Data excerpts:

____

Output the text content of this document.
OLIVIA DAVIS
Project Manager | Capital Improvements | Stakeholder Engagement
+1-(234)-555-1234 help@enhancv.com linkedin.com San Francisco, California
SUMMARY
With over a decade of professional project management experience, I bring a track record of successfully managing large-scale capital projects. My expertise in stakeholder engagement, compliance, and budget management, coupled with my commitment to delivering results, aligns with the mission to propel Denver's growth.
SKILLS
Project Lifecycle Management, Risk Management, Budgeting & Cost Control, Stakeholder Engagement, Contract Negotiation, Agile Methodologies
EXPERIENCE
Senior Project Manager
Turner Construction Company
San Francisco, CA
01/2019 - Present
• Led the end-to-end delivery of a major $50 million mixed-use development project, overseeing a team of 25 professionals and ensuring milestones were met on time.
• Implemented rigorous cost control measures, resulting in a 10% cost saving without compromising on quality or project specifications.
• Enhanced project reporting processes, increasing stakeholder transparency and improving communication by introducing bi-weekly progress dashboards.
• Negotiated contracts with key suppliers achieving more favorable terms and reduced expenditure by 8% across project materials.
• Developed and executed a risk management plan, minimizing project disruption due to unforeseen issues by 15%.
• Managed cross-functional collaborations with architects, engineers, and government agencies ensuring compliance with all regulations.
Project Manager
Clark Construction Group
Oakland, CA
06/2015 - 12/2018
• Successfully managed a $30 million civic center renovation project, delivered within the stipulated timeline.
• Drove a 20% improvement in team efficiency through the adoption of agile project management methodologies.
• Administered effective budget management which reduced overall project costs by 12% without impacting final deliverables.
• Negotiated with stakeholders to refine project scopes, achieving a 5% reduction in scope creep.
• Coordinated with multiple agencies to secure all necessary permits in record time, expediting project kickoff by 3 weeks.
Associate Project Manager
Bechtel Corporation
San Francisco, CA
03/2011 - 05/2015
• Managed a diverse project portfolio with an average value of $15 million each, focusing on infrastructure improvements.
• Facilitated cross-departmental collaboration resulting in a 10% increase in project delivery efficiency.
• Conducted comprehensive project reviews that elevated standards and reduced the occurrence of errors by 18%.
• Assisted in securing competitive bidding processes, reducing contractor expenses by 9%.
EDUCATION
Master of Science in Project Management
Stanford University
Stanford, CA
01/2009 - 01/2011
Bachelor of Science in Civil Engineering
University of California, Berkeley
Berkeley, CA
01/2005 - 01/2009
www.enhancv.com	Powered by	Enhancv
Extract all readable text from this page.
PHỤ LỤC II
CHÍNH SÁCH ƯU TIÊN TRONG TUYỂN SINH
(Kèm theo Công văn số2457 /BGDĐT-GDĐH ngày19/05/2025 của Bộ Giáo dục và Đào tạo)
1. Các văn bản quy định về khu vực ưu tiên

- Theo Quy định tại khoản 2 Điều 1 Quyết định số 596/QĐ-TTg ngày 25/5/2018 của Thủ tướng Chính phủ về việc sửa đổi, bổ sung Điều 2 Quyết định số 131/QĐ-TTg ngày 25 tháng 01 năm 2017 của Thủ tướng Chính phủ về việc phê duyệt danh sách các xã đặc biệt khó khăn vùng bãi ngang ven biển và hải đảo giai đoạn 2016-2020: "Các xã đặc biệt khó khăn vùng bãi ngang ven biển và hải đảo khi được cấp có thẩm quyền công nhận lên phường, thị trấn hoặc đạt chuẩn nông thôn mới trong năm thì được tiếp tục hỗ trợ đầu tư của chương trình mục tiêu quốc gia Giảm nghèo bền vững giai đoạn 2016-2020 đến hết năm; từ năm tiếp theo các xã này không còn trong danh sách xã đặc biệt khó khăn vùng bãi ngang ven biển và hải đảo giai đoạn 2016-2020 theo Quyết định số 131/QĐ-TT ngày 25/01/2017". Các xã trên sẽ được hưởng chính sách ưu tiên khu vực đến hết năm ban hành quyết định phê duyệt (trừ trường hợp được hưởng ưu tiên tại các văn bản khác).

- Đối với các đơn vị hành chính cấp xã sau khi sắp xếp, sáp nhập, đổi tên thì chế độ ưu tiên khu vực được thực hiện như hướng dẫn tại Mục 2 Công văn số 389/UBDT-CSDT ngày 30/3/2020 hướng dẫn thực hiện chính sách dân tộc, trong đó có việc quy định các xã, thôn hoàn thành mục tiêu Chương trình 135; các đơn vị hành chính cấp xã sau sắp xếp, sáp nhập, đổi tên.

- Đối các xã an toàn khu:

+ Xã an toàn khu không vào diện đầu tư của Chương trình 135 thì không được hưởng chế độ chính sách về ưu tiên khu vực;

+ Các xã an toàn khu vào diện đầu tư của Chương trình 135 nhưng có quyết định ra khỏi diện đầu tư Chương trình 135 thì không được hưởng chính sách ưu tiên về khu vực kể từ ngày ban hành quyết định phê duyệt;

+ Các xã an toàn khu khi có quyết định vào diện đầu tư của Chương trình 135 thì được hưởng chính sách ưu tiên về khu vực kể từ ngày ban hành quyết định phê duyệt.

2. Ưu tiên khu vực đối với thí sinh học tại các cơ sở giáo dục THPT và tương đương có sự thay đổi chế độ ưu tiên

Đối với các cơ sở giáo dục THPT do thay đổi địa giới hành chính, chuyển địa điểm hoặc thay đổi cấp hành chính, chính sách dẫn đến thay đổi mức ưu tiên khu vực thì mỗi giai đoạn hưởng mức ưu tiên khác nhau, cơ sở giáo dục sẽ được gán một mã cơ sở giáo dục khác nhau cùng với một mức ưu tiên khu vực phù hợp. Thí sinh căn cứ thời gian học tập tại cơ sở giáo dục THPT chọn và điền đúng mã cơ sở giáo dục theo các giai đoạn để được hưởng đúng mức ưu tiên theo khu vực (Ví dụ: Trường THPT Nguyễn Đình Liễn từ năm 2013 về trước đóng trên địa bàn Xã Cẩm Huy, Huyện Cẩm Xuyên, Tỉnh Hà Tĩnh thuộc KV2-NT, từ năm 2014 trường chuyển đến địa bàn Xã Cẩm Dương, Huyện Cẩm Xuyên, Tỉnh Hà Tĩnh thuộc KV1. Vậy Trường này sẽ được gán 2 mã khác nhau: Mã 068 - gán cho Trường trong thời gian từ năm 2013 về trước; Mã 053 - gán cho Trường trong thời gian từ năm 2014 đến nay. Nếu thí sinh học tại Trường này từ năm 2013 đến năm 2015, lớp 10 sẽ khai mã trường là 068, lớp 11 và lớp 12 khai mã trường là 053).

____

* Prompt *
Give all of the entries again, word for word.

* Solution to the exercise *
Output the text content of this document.
OLIVIA DAVIS
Project Manager | Capital Improvements | Stakeholder Engagement
+1-(234)-555-1234 help@enhancv.com linkedin.com San Francisco, California
SUMMARY
With over a decade of professional project management experience, I bring a track record of successfully managing large-scale capital projects. My expertise in stakeholder engagement, compliance, and budget management, coupled with my commitment to delivering results, aligns with the mission to propel Denver's growth.
SKILLS
Project Lifecycle Management, Risk Management, Budgeting & Cost Control, Stakeholder Engagement, Contract Negotiation, Agile Methodologies
EXPERIENCE
Senior Project Manager
Turner Construction Company
San Francisco, CA
01/2019 - Present
• Led the end-to-end delivery of a major $50 million mixed-use development project, overseeing a team of 25 professionals and ensuring milestones were met on time.
• Implemented rigorous cost control measures, resulting in a 10% cost saving without compromising on quality or project specifications.
• Enhanced project reporting processes, increasing stakeholder transparency and improving communication by introducing bi-weekly progress dashboards.
• Negotiated contracts with key suppliers achieving more favorable terms and reduced expenditure by 8% across project materials.
• Developed and executed a risk management plan, minimizing project disruption due to unforeseen issues by 15%.
• Managed cross-functional collaborations with architects, engineers, and government agencies ensuring compliance with all regulations.
Project Manager
Clark Construction Group
Oakland, CA
06/2015 - 12/2018
• Successfully managed a $30 million civic center renovation project, delivered within the stipulated timeline.
• Drove a 20% improvement in team efficiency through the adoption of agile project management methodologies.
• Administered effective budget management which reduced overall project costs by 12% without impacting final deliverables.
• Negotiated with stakeholders to refine project scopes, achieving a 5% reduction in scope creep.
• Coordinated with multiple agencies to secure all necessary permits in record time, expediting project kickoff by 3 weeks.
Associate Project Manager
Bechtel Corporation
San Francisco, CA
03/2011 - 05/2015
• Managed a diverse project portfolio with an average value of $15 million each, focusing on infrastructure improvements.
• Facilitated cross-departmental collaboration resulting in a 10% increase in project delivery efficiency.
• Conducted comprehensive project reviews that elevated standards and reduced the occurrence of errors by 18%.
• Assisted in securing competitive bidding processes, reducing contractor expenses by 9%.
EDUCATION
Master of Science in Project Management
Stanford University
Stanford, CA
01/2009 - 01/2011
Bachelor of Science in Civil Engineering
University of California, Berkeley
Berkeley, CA
01/2005 - 01/2009
www.enhancv.com	Powered by	Enhancv
Extract all readable text from this page.
PHỤ LỤC II
CHÍNH SÁCH ƯU TIÊN TRONG TUYỂN SINH
(Kèm theo Công văn số2457 /BGDĐT-GDĐH ngày19/05/2025 của Bộ Giáo dục và Đào tạo)
1. Các văn bản quy định về khu vực ưu tiên

- Theo Quy định tại khoản 2 Điều 1 Quyết định số 596/QĐ-TTg ngày 25/5/2018 của Thủ tướng Chính phủ về việc sửa đổi, bổ sung Điều 2 Quyết định số 131/QĐ-TTg ngày 25 tháng 01 năm 2017 của Thủ tướng Chính phủ về việc phê duyệt danh sách các xã đặc biệt khó khăn vùng bãi ngang ven biển và hải đảo giai đoạn 2016-2020: "Các xã đặc biệt khó khăn vùng bãi ngang ven biển và hải đảo khi được cấp có thẩm quyền công nhận lên phường, thị trấn hoặc đạt chuẩn nông thôn mới trong năm thì được tiếp tục hỗ trợ đầu tư của chương trình mục tiêu quốc gia Giảm nghèo bền vững giai đoạn 2016-2020 đến hết năm; từ năm tiếp theo các xã này không còn trong danh sách xã đặc biệt khó khăn vùng bãi ngang ven biển và hải đảo giai đoạn 2016-2020 theo Quyết định số 131/QĐ-TT ngày 25/01/2017". Các xã trên sẽ được hưởng chính sách ưu tiên khu vực đến hết năm ban hành quyết định phê duyệt (trừ trường hợp được hưởng ưu tiên tại các văn bản khác).

- Đối với các đơn vị hành chính cấp xã sau khi sắp xếp, sáp nhập, đổi tên thì chế độ ưu tiên khu vực được thực hiện như hướng dẫn tại Mục 2 Công văn số 389/UBDT-CSDT ngày 30/3/2020 hướng dẫn thực hiện chính sách dân tộc, trong đó có việc quy định các xã, thôn hoàn thành mục tiêu Chương trình 135; các đơn vị hành chính cấp xã sau sắp xếp, sáp nhập, đổi tên.

- Đối các xã an toàn khu:

+ Xã an toàn khu không vào diện đầu tư của Chương trình 135 thì không được hưởng chế độ chính sách về ưu tiên khu vực;

+ Các xã an toàn khu vào diện đầu tư của Chương trình 135 nhưng có quyết định ra khỏi diện đầu tư Chương trình 135 thì không được hưởng chính sách ưu tiên về khu vực kể từ ngày ban hành quyết định phê duyệt;

+ Các xã an toàn khu khi có quyết định vào diện đầu tư của Chương trình 135 thì được hưởng chính sách ưu tiên về khu vực kể từ ngày ban hành quyết định phê duyệt.

2. Ưu tiên khu vực đối với thí sinh học tại các cơ sở giáo dục THPT và tương đương có sự thay đổi chế độ ưu tiên

Đối với các cơ sở giáo dục THPT do thay đổi địa giới hành chính, chuyển địa điểm hoặc thay đổi cấp hành chính, chính sách dẫn đến thay đổi mức ưu tiên khu vực thì mỗi giai đoạn hưởng mức ưu tiên khác nhau, cơ sở giáo dục sẽ được gán một mã cơ sở giáo dục khác nhau cùng với một mức ưu tiên khu vực phù hợp. Thí sinh căn cứ thời gian học tập tại cơ sở giáo dục THPT chọn và điền đúng mã cơ sở giáo dục theo các giai đoạn để được hưởng đúng mức ưu tiên theo khu vực (Ví dụ: Trường THPT Nguyễn Đình Liễn từ năm 2013 về trước đóng trên địa bàn Xã Cẩm Huy, Huyện Cẩm Xuyên, Tỉnh Hà Tĩnh thuộc KV2-NT, từ năm 2014 trường chuyển đến địa bàn Xã Cẩm Dương, Huyện Cẩm Xuyên, Tỉnh Hà Tĩnh thuộc KV1. Vậy Trường này sẽ được gán 2 mã khác nhau: Mã 068 - gán cho Trường trong thời gian từ năm 2013 về trước; Mã 053 - gán cho Trường trong thời gian từ năm 2014 đến nay. Nếu thí sinh học tại Trường này từ năm 2013 đến năm 2015, lớp 10 sẽ khai mã trường là 068, lớp 11 và lớp 12 khai mã trường là 053).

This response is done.